To be done >> Transcribe every line of the listing below without any deviation.
======== Data to process ========
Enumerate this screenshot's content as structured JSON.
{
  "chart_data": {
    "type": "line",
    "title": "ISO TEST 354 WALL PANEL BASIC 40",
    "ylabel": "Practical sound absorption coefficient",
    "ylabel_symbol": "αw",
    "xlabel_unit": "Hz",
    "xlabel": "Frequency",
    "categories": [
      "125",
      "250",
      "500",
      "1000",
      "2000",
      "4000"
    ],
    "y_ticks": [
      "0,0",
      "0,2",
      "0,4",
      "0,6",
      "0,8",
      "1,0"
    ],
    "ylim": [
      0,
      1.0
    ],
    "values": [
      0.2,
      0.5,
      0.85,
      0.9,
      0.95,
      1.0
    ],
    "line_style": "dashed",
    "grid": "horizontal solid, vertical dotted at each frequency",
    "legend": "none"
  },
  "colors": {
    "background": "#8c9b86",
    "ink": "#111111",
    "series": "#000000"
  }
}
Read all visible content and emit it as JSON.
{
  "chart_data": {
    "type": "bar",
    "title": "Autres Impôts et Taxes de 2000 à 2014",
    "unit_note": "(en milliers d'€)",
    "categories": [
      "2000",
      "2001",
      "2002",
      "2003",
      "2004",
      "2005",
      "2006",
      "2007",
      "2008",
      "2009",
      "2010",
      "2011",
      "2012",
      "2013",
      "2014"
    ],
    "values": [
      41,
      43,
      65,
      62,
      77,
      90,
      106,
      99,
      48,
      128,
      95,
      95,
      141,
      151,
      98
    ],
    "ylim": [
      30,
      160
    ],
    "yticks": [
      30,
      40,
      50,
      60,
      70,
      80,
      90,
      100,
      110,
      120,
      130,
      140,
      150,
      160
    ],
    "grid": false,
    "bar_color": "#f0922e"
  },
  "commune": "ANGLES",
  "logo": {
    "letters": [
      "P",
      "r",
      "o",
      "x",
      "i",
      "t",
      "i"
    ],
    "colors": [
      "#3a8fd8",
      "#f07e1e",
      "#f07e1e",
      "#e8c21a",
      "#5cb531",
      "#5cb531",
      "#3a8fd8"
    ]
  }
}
========
Result for this exercise >>
Enumerate this screenshot's content as structured JSON.
{
  "chart_data": {
    "type": "line",
    "title": "ISO TEST 354 WALL PANEL BASIC 40",
    "ylabel": "Practical sound absorption coefficient",
    "ylabel_symbol": "αw",
    "xlabel_unit": "Hz",
    "xlabel": "Frequency",
    "categories": [
      "125",
      "250",
      "500",
      "1000",
      "2000",
      "4000"
    ],
    "y_ticks": [
      "0,0",
      "0,2",
      "0,4",
      "0,6",
      "0,8",
      "1,0"
    ],
    "ylim": [
      0,
      1.0
    ],
    "values": [
      0.2,
      0.5,
      0.85,
      0.9,
      0.95,
      1.0
    ],
    "line_style": "dashed",
    "grid": "horizontal solid, vertical dotted at each frequency",
    "legend": "none"
  },
  "colors": {
    "background": "#8c9b86",
    "ink": "#111111",
    "series": "#000000"
  }
}
Read all visible content and emit it as JSON.
{
  "chart_data": {
    "type": "bar",
    "title": "Autres Impôts et Taxes de 2000 à 2014",
    "unit_note": "(en milliers d'€)",
    "categories": [
      "2000",
      "2001",
      "2002",
      "2003",
      "2004",
      "2005",
      "2006",
      "2007",
      "2008",
      "2009",
      "2010",
      "2011",
      "2012",
      "2013",
      "2014"
    ],
    "values": [
      41,
      43,
      65,
      62,
      77,
      90,
      106,
      99,
      48,
      128,
      95,
      95,
      141,
      151,
      98
    ],
    "ylim": [
      30,
      160
    ],
    "yticks": [
      30,
      40,
      50,
      60,
      70,
      80,
      90,
      100,
      110,
      120,
      130,
      140,
      150,
      160
    ],
    "grid": false,
    "bar_color": "#f0922e"
  },
  "commune": "ANGLES",
  "logo": {
    "letters": [
      "P",
      "r",
      "o",
      "x",
      "i",
      "t",
      "i"
    ],
    "colors": [
      "#3a8fd8",
      "#f07e1e",
      "#f07e1e",
      "#e8c21a",
      "#5cb531",
      "#5cb531",
      "#3a8fd8"
    ]
  }
}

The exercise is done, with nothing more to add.